* **Given task**: Filter the lines below, copying only those with the string "какой".

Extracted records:
- - - -

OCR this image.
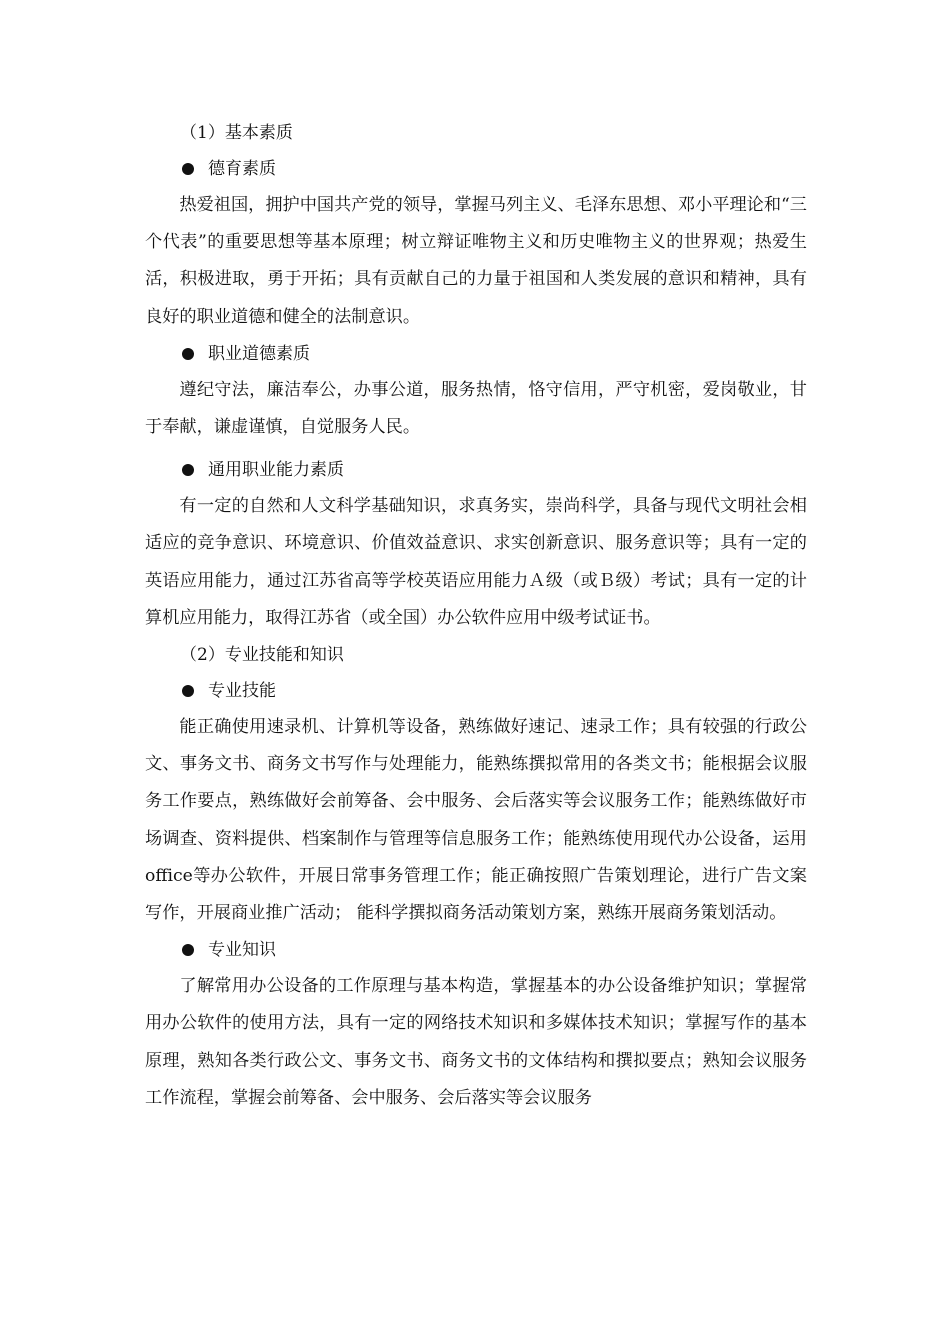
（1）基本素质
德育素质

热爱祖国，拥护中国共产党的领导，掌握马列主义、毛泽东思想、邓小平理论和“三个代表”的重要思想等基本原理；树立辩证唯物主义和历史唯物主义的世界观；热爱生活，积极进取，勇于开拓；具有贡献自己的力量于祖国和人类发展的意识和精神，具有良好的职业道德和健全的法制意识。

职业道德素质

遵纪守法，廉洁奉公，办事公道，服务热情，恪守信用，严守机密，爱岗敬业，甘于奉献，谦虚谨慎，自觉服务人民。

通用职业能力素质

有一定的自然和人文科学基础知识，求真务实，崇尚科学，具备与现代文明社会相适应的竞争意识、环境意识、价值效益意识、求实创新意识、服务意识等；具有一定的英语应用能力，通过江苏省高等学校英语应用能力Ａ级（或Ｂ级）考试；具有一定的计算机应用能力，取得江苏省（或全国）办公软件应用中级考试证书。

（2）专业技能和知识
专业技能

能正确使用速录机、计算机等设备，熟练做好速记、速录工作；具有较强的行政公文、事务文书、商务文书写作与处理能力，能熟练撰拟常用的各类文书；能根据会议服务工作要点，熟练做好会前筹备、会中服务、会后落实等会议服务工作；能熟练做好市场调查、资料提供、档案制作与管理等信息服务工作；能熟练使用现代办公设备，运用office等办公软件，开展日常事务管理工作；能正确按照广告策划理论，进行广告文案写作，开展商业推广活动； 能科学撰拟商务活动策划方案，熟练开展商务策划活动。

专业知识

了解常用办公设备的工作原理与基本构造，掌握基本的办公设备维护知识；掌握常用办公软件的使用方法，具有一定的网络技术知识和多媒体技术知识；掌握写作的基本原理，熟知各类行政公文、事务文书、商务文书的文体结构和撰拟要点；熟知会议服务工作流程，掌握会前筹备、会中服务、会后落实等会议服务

- - - -

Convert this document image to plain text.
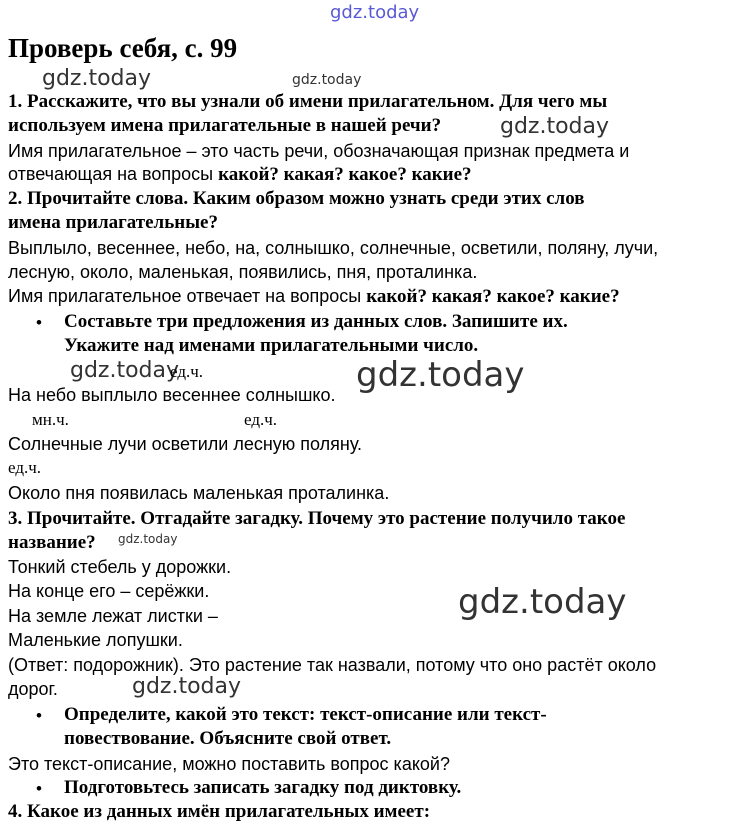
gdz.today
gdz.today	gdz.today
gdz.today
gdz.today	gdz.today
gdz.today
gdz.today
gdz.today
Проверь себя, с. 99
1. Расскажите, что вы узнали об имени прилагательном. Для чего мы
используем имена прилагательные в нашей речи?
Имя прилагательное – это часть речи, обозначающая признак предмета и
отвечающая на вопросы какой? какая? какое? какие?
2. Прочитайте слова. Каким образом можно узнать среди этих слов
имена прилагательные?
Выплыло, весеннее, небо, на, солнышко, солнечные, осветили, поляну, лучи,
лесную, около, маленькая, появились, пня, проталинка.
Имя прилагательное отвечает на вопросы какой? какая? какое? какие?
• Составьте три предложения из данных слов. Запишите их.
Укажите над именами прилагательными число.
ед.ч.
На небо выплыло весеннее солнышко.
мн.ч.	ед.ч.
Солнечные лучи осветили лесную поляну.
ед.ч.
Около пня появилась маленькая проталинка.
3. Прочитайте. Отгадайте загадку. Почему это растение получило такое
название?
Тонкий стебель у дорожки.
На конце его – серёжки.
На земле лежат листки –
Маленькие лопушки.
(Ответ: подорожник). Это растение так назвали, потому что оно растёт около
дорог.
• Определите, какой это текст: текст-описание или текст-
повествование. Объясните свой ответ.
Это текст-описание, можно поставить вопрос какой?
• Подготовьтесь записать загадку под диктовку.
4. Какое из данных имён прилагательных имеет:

- - - -

* **Written reply**:
отвечающая на вопросы какой? какая? какое? какие?
Имя прилагательное отвечает на вопросы какой? какая? какое? какие?
• Определите, какой это текст: текст-описание или текст-
Это текст-описание, можно поставить вопрос какой?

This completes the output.